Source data
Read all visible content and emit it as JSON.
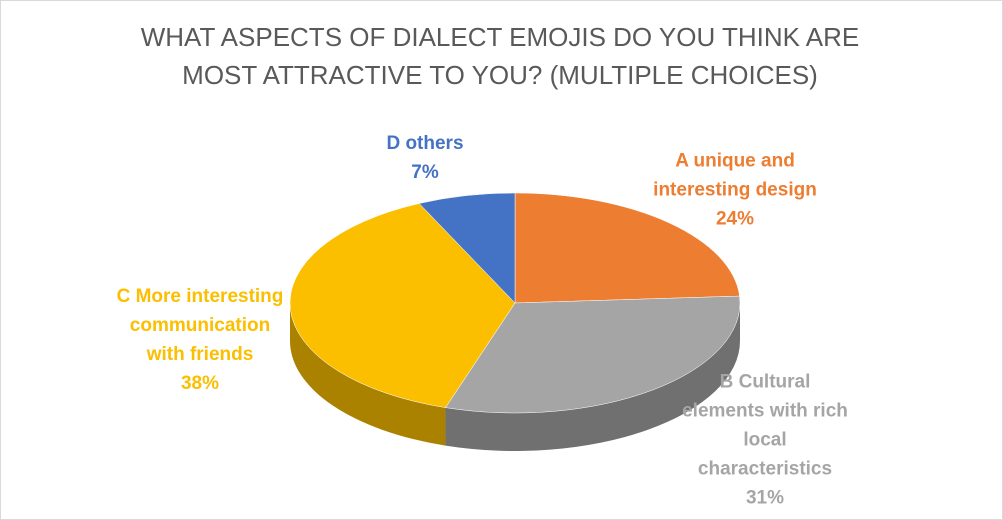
{
  "chart_data": {
    "type": "pie",
    "title": "WHAT ASPECTS OF DIALECT EMOJIS DO YOU THINK ARE MOST ATTRACTIVE TO YOU?  (MULTIPLE CHOICES)",
    "categories": [
      "A unique and interesting design",
      "B Cultural elements with rich local characteristics",
      "C More interesting communication with friends",
      "D others"
    ],
    "values": [
      24,
      31,
      38,
      7
    ],
    "value_labels": [
      "24%",
      "31%",
      "38%",
      "7%"
    ],
    "colors": [
      "#ed7d31",
      "#a5a5a5",
      "#fbbf00",
      "#4472c4"
    ]
  }
}
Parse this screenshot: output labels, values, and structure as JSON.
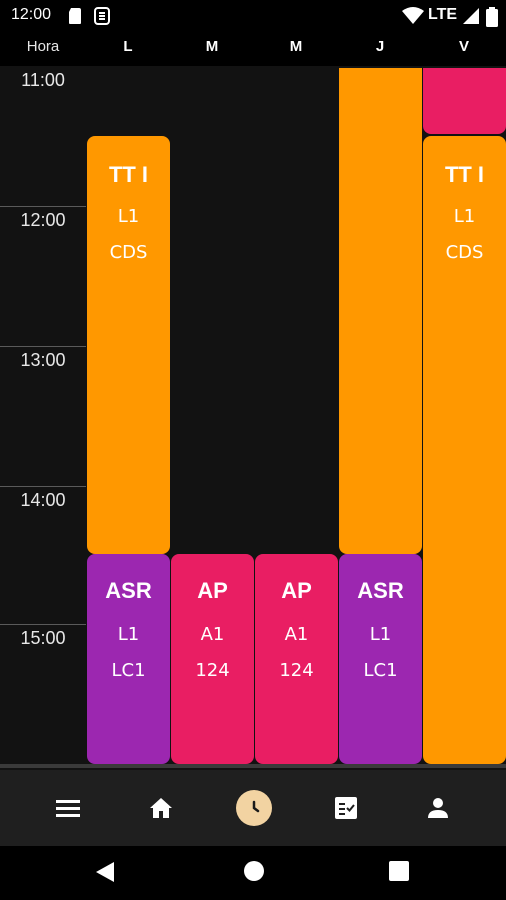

Problem description. Quote the preceding listing precisely and completely, omitting its images.

Solved problem.
Read all visible content and emit it as JSON.
{
  "chart_data": {
    "type": "pie",
    "title": "WHAT ASPECTS OF DIALECT EMOJIS DO YOU THINK ARE MOST ATTRACTIVE TO YOU?  (MULTIPLE CHOICES)",
    "categories": [
      "A unique and interesting design",
      "B Cultural elements with rich local characteristics",
      "C More interesting communication with friends",
      "D others"
    ],
    "values": [
      24,
      31,
      38,
      7
    ],
    "value_labels": [
      "24%",
      "31%",
      "38%",
      "7%"
    ],
    "colors": [
      "#ed7d31",
      "#a5a5a5",
      "#fbbf00",
      "#4472c4"
    ]
  }
}
Parse this screenshot: output labels, values, and structure as JSON.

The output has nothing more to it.